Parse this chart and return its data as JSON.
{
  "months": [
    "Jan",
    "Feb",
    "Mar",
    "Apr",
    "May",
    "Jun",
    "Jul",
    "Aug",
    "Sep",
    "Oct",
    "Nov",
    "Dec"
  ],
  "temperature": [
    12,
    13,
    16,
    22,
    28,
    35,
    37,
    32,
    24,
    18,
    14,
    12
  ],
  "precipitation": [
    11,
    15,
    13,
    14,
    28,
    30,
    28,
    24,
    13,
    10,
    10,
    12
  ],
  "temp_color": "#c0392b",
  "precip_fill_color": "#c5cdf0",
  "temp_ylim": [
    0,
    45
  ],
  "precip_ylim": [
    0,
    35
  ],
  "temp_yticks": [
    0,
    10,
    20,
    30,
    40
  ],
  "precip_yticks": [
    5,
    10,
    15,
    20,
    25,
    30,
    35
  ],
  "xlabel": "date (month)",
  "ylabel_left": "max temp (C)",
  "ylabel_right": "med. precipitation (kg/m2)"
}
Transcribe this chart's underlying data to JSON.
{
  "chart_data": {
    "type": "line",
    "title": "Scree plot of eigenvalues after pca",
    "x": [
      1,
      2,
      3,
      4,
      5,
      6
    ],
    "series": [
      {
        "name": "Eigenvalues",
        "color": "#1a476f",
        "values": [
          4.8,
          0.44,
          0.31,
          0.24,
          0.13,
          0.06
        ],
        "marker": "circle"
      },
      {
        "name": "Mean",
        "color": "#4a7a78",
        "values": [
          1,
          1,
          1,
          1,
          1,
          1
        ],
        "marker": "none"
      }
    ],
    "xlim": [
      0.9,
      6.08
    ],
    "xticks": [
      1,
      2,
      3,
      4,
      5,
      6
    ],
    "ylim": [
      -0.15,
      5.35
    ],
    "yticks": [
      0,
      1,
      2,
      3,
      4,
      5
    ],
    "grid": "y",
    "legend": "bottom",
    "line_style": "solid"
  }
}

——

• EXERCISE DIRECTIONS: Please output the complete data exactly.

• TASK RESPONSE:
Parse this chart and return its data as JSON.
{
  "months": [
    "Jan",
    "Feb",
    "Mar",
    "Apr",
    "May",
    "Jun",
    "Jul",
    "Aug",
    "Sep",
    "Oct",
    "Nov",
    "Dec"
  ],
  "temperature": [
    12,
    13,
    16,
    22,
    28,
    35,
    37,
    32,
    24,
    18,
    14,
    12
  ],
  "precipitation": [
    11,
    15,
    13,
    14,
    28,
    30,
    28,
    24,
    13,
    10,
    10,
    12
  ],
  "temp_color": "#c0392b",
  "precip_fill_color": "#c5cdf0",
  "temp_ylim": [
    0,
    45
  ],
  "precip_ylim": [
    0,
    35
  ],
  "temp_yticks": [
    0,
    10,
    20,
    30,
    40
  ],
  "precip_yticks": [
    5,
    10,
    15,
    20,
    25,
    30,
    35
  ],
  "xlabel": "date (month)",
  "ylabel_left": "max temp (C)",
  "ylabel_right": "med. precipitation (kg/m2)"
}
Transcribe this chart's underlying data to JSON.
{
  "chart_data": {
    "type": "line",
    "title": "Scree plot of eigenvalues after pca",
    "x": [
      1,
      2,
      3,
      4,
      5,
      6
    ],
    "series": [
      {
        "name": "Eigenvalues",
        "color": "#1a476f",
        "values": [
          4.8,
          0.44,
          0.31,
          0.24,
          0.13,
          0.06
        ],
        "marker": "circle"
      },
      {
        "name": "Mean",
        "color": "#4a7a78",
        "values": [
          1,
          1,
          1,
          1,
          1,
          1
        ],
        "marker": "none"
      }
    ],
    "xlim": [
      0.9,
      6.08
    ],
    "xticks": [
      1,
      2,
      3,
      4,
      5,
      6
    ],
    "ylim": [
      -0.15,
      5.35
    ],
    "yticks": [
      0,
      1,
      2,
      3,
      4,
      5
    ],
    "grid": "y",
    "legend": "bottom",
    "line_style": "solid"
  }
}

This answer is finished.